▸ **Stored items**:
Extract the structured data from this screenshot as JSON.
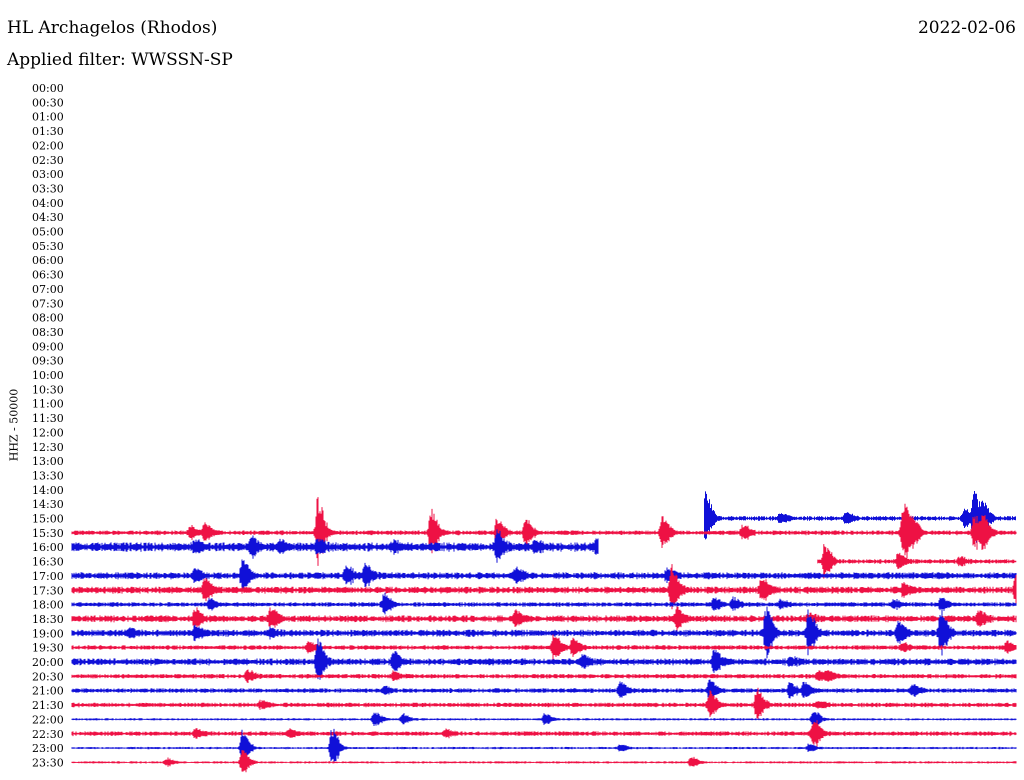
{
  "header": {
    "station": "HL Archagelos (Rhodos)",
    "date": "2022-02-06",
    "filter": "Applied filter: WWSSN-SP"
  },
  "axis": {
    "channel_label": "HHZ - 50000"
  },
  "colors": {
    "trace_a": "#1010d8",
    "trace_b": "#ee1144"
  },
  "chart_data": {
    "type": "line",
    "ylabel": "HHZ - 50000",
    "time_labels": [
      "00:00",
      "00:30",
      "01:00",
      "01:30",
      "02:00",
      "02:30",
      "03:00",
      "03:30",
      "04:00",
      "04:30",
      "05:00",
      "05:30",
      "06:00",
      "06:30",
      "07:00",
      "07:30",
      "08:00",
      "08:30",
      "09:00",
      "09:30",
      "10:00",
      "10:30",
      "11:00",
      "11:30",
      "12:00",
      "12:30",
      "13:00",
      "13:30",
      "14:00",
      "14:30",
      "15:00",
      "15:30",
      "16:00",
      "16:30",
      "17:00",
      "17:30",
      "18:00",
      "18:30",
      "19:00",
      "19:30",
      "20:00",
      "20:30",
      "21:00",
      "21:30",
      "22:00",
      "22:30",
      "23:00",
      "23:30"
    ],
    "traces": [
      {
        "row": "15:00",
        "color": "blue",
        "start": 0.67,
        "end": 1.0,
        "noise": 2,
        "events": [
          [
            0.67,
            28
          ],
          [
            0.75,
            4
          ],
          [
            0.82,
            6
          ],
          [
            0.945,
            10
          ],
          [
            0.955,
            26
          ],
          [
            0.965,
            14
          ]
        ]
      },
      {
        "row": "15:30",
        "color": "red",
        "start": 0.0,
        "end": 1.0,
        "noise": 2,
        "events": [
          [
            0.125,
            6
          ],
          [
            0.14,
            10
          ],
          [
            0.26,
            36
          ],
          [
            0.38,
            24
          ],
          [
            0.45,
            14
          ],
          [
            0.48,
            14
          ],
          [
            0.625,
            16
          ],
          [
            0.71,
            8
          ],
          [
            0.88,
            34
          ],
          [
            0.89,
            14
          ],
          [
            0.955,
            18
          ],
          [
            0.965,
            16
          ]
        ]
      },
      {
        "row": "16:00",
        "color": "blue",
        "start": 0.0,
        "end": 0.558,
        "noise": 4,
        "events": [
          [
            0.13,
            6
          ],
          [
            0.19,
            8
          ],
          [
            0.22,
            6
          ],
          [
            0.26,
            6
          ],
          [
            0.34,
            4
          ],
          [
            0.45,
            14
          ],
          [
            0.49,
            6
          ],
          [
            0.555,
            6
          ]
        ]
      },
      {
        "row": "16:30",
        "color": "red",
        "start": 0.79,
        "end": 1.0,
        "noise": 2,
        "events": [
          [
            0.797,
            18
          ],
          [
            0.875,
            8
          ],
          [
            0.94,
            4
          ]
        ]
      },
      {
        "row": "17:00",
        "color": "blue",
        "start": 0.0,
        "end": 1.0,
        "noise": 3,
        "events": [
          [
            0.13,
            6
          ],
          [
            0.18,
            16
          ],
          [
            0.29,
            10
          ],
          [
            0.31,
            10
          ],
          [
            0.47,
            8
          ],
          [
            0.63,
            6
          ]
        ]
      },
      {
        "row": "17:30",
        "color": "red",
        "start": 0.0,
        "end": 1.0,
        "noise": 3,
        "events": [
          [
            0.14,
            12
          ],
          [
            0.635,
            26
          ],
          [
            0.73,
            12
          ],
          [
            0.88,
            6
          ],
          [
            1.0,
            18
          ]
        ]
      },
      {
        "row": "18:00",
        "color": "blue",
        "start": 0.0,
        "end": 1.0,
        "noise": 2,
        "events": [
          [
            0.145,
            6
          ],
          [
            0.33,
            10
          ],
          [
            0.68,
            6
          ],
          [
            0.7,
            6
          ],
          [
            0.75,
            4
          ],
          [
            0.87,
            4
          ],
          [
            0.92,
            6
          ]
        ]
      },
      {
        "row": "18:30",
        "color": "red",
        "start": 0.0,
        "end": 1.0,
        "noise": 3,
        "events": [
          [
            0.13,
            10
          ],
          [
            0.21,
            10
          ],
          [
            0.47,
            8
          ],
          [
            0.64,
            10
          ],
          [
            0.78,
            4
          ],
          [
            0.96,
            8
          ]
        ]
      },
      {
        "row": "19:00",
        "color": "blue",
        "start": 0.0,
        "end": 1.0,
        "noise": 3,
        "events": [
          [
            0.06,
            4
          ],
          [
            0.13,
            6
          ],
          [
            0.21,
            4
          ],
          [
            0.735,
            26
          ],
          [
            0.78,
            22
          ],
          [
            0.875,
            12
          ],
          [
            0.92,
            26
          ]
        ]
      },
      {
        "row": "19:30",
        "color": "red",
        "start": 0.0,
        "end": 1.0,
        "noise": 2,
        "events": [
          [
            0.25,
            6
          ],
          [
            0.51,
            14
          ],
          [
            0.53,
            10
          ],
          [
            0.88,
            4
          ],
          [
            0.99,
            6
          ]
        ]
      },
      {
        "row": "20:00",
        "color": "blue",
        "start": 0.0,
        "end": 1.0,
        "noise": 3,
        "events": [
          [
            0.26,
            22
          ],
          [
            0.34,
            10
          ],
          [
            0.54,
            6
          ],
          [
            0.68,
            12
          ],
          [
            0.76,
            4
          ]
        ]
      },
      {
        "row": "20:30",
        "color": "red",
        "start": 0.0,
        "end": 1.0,
        "noise": 2,
        "events": [
          [
            0.185,
            6
          ],
          [
            0.34,
            4
          ],
          [
            0.79,
            6
          ],
          [
            0.8,
            4
          ]
        ]
      },
      {
        "row": "21:00",
        "color": "blue",
        "start": 0.0,
        "end": 1.0,
        "noise": 2,
        "events": [
          [
            0.33,
            4
          ],
          [
            0.58,
            8
          ],
          [
            0.675,
            10
          ],
          [
            0.76,
            8
          ],
          [
            0.775,
            8
          ],
          [
            0.89,
            6
          ]
        ]
      },
      {
        "row": "21:30",
        "color": "red",
        "start": 0.0,
        "end": 1.0,
        "noise": 2,
        "events": [
          [
            0.2,
            4
          ],
          [
            0.675,
            14
          ],
          [
            0.725,
            16
          ],
          [
            0.79,
            4
          ]
        ]
      },
      {
        "row": "22:00",
        "color": "blue",
        "start": 0.0,
        "end": 1.0,
        "noise": 1,
        "events": [
          [
            0.32,
            8
          ],
          [
            0.35,
            6
          ],
          [
            0.5,
            6
          ],
          [
            0.785,
            10
          ]
        ]
      },
      {
        "row": "22:30",
        "color": "red",
        "start": 0.0,
        "end": 1.0,
        "noise": 2,
        "events": [
          [
            0.13,
            4
          ],
          [
            0.23,
            4
          ],
          [
            0.395,
            4
          ],
          [
            0.785,
            16
          ]
        ]
      },
      {
        "row": "23:00",
        "color": "blue",
        "start": 0.0,
        "end": 1.0,
        "noise": 1,
        "events": [
          [
            0.18,
            20
          ],
          [
            0.275,
            20
          ],
          [
            0.58,
            4
          ],
          [
            0.78,
            4
          ]
        ]
      },
      {
        "row": "23:30",
        "color": "red",
        "start": 0.0,
        "end": 1.0,
        "noise": 1,
        "events": [
          [
            0.1,
            4
          ],
          [
            0.18,
            14
          ],
          [
            0.655,
            6
          ]
        ]
      }
    ]
  }
}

▸ **Problem**:
Output a faithful copy of the data, with each picture left out.

▸ **Task solution**:
Extract the structured data from this screenshot as JSON.
{
  "header": {
    "station": "HL Archagelos (Rhodos)",
    "date": "2022-02-06",
    "filter": "Applied filter: WWSSN-SP"
  },
  "axis": {
    "channel_label": "HHZ - 50000"
  },
  "colors": {
    "trace_a": "#1010d8",
    "trace_b": "#ee1144"
  },
  "chart_data": {
    "type": "line",
    "ylabel": "HHZ - 50000",
    "time_labels": [
      "00:00",
      "00:30",
      "01:00",
      "01:30",
      "02:00",
      "02:30",
      "03:00",
      "03:30",
      "04:00",
      "04:30",
      "05:00",
      "05:30",
      "06:00",
      "06:30",
      "07:00",
      "07:30",
      "08:00",
      "08:30",
      "09:00",
      "09:30",
      "10:00",
      "10:30",
      "11:00",
      "11:30",
      "12:00",
      "12:30",
      "13:00",
      "13:30",
      "14:00",
      "14:30",
      "15:00",
      "15:30",
      "16:00",
      "16:30",
      "17:00",
      "17:30",
      "18:00",
      "18:30",
      "19:00",
      "19:30",
      "20:00",
      "20:30",
      "21:00",
      "21:30",
      "22:00",
      "22:30",
      "23:00",
      "23:30"
    ],
    "traces": [
      {
        "row": "15:00",
        "color": "blue",
        "start": 0.67,
        "end": 1.0,
        "noise": 2,
        "events": [
          [
            0.67,
            28
          ],
          [
            0.75,
            4
          ],
          [
            0.82,
            6
          ],
          [
            0.945,
            10
          ],
          [
            0.955,
            26
          ],
          [
            0.965,
            14
          ]
        ]
      },
      {
        "row": "15:30",
        "color": "red",
        "start": 0.0,
        "end": 1.0,
        "noise": 2,
        "events": [
          [
            0.125,
            6
          ],
          [
            0.14,
            10
          ],
          [
            0.26,
            36
          ],
          [
            0.38,
            24
          ],
          [
            0.45,
            14
          ],
          [
            0.48,
            14
          ],
          [
            0.625,
            16
          ],
          [
            0.71,
            8
          ],
          [
            0.88,
            34
          ],
          [
            0.89,
            14
          ],
          [
            0.955,
            18
          ],
          [
            0.965,
            16
          ]
        ]
      },
      {
        "row": "16:00",
        "color": "blue",
        "start": 0.0,
        "end": 0.558,
        "noise": 4,
        "events": [
          [
            0.13,
            6
          ],
          [
            0.19,
            8
          ],
          [
            0.22,
            6
          ],
          [
            0.26,
            6
          ],
          [
            0.34,
            4
          ],
          [
            0.45,
            14
          ],
          [
            0.49,
            6
          ],
          [
            0.555,
            6
          ]
        ]
      },
      {
        "row": "16:30",
        "color": "red",
        "start": 0.79,
        "end": 1.0,
        "noise": 2,
        "events": [
          [
            0.797,
            18
          ],
          [
            0.875,
            8
          ],
          [
            0.94,
            4
          ]
        ]
      },
      {
        "row": "17:00",
        "color": "blue",
        "start": 0.0,
        "end": 1.0,
        "noise": 3,
        "events": [
          [
            0.13,
            6
          ],
          [
            0.18,
            16
          ],
          [
            0.29,
            10
          ],
          [
            0.31,
            10
          ],
          [
            0.47,
            8
          ],
          [
            0.63,
            6
          ]
        ]
      },
      {
        "row": "17:30",
        "color": "red",
        "start": 0.0,
        "end": 1.0,
        "noise": 3,
        "events": [
          [
            0.14,
            12
          ],
          [
            0.635,
            26
          ],
          [
            0.73,
            12
          ],
          [
            0.88,
            6
          ],
          [
            1.0,
            18
          ]
        ]
      },
      {
        "row": "18:00",
        "color": "blue",
        "start": 0.0,
        "end": 1.0,
        "noise": 2,
        "events": [
          [
            0.145,
            6
          ],
          [
            0.33,
            10
          ],
          [
            0.68,
            6
          ],
          [
            0.7,
            6
          ],
          [
            0.75,
            4
          ],
          [
            0.87,
            4
          ],
          [
            0.92,
            6
          ]
        ]
      },
      {
        "row": "18:30",
        "color": "red",
        "start": 0.0,
        "end": 1.0,
        "noise": 3,
        "events": [
          [
            0.13,
            10
          ],
          [
            0.21,
            10
          ],
          [
            0.47,
            8
          ],
          [
            0.64,
            10
          ],
          [
            0.78,
            4
          ],
          [
            0.96,
            8
          ]
        ]
      },
      {
        "row": "19:00",
        "color": "blue",
        "start": 0.0,
        "end": 1.0,
        "noise": 3,
        "events": [
          [
            0.06,
            4
          ],
          [
            0.13,
            6
          ],
          [
            0.21,
            4
          ],
          [
            0.735,
            26
          ],
          [
            0.78,
            22
          ],
          [
            0.875,
            12
          ],
          [
            0.92,
            26
          ]
        ]
      },
      {
        "row": "19:30",
        "color": "red",
        "start": 0.0,
        "end": 1.0,
        "noise": 2,
        "events": [
          [
            0.25,
            6
          ],
          [
            0.51,
            14
          ],
          [
            0.53,
            10
          ],
          [
            0.88,
            4
          ],
          [
            0.99,
            6
          ]
        ]
      },
      {
        "row": "20:00",
        "color": "blue",
        "start": 0.0,
        "end": 1.0,
        "noise": 3,
        "events": [
          [
            0.26,
            22
          ],
          [
            0.34,
            10
          ],
          [
            0.54,
            6
          ],
          [
            0.68,
            12
          ],
          [
            0.76,
            4
          ]
        ]
      },
      {
        "row": "20:30",
        "color": "red",
        "start": 0.0,
        "end": 1.0,
        "noise": 2,
        "events": [
          [
            0.185,
            6
          ],
          [
            0.34,
            4
          ],
          [
            0.79,
            6
          ],
          [
            0.8,
            4
          ]
        ]
      },
      {
        "row": "21:00",
        "color": "blue",
        "start": 0.0,
        "end": 1.0,
        "noise": 2,
        "events": [
          [
            0.33,
            4
          ],
          [
            0.58,
            8
          ],
          [
            0.675,
            10
          ],
          [
            0.76,
            8
          ],
          [
            0.775,
            8
          ],
          [
            0.89,
            6
          ]
        ]
      },
      {
        "row": "21:30",
        "color": "red",
        "start": 0.0,
        "end": 1.0,
        "noise": 2,
        "events": [
          [
            0.2,
            4
          ],
          [
            0.675,
            14
          ],
          [
            0.725,
            16
          ],
          [
            0.79,
            4
          ]
        ]
      },
      {
        "row": "22:00",
        "color": "blue",
        "start": 0.0,
        "end": 1.0,
        "noise": 1,
        "events": [
          [
            0.32,
            8
          ],
          [
            0.35,
            6
          ],
          [
            0.5,
            6
          ],
          [
            0.785,
            10
          ]
        ]
      },
      {
        "row": "22:30",
        "color": "red",
        "start": 0.0,
        "end": 1.0,
        "noise": 2,
        "events": [
          [
            0.13,
            4
          ],
          [
            0.23,
            4
          ],
          [
            0.395,
            4
          ],
          [
            0.785,
            16
          ]
        ]
      },
      {
        "row": "23:00",
        "color": "blue",
        "start": 0.0,
        "end": 1.0,
        "noise": 1,
        "events": [
          [
            0.18,
            20
          ],
          [
            0.275,
            20
          ],
          [
            0.58,
            4
          ],
          [
            0.78,
            4
          ]
        ]
      },
      {
        "row": "23:30",
        "color": "red",
        "start": 0.0,
        "end": 1.0,
        "noise": 1,
        "events": [
          [
            0.1,
            4
          ],
          [
            0.18,
            14
          ],
          [
            0.655,
            6
          ]
        ]
      }
    ]
  }
}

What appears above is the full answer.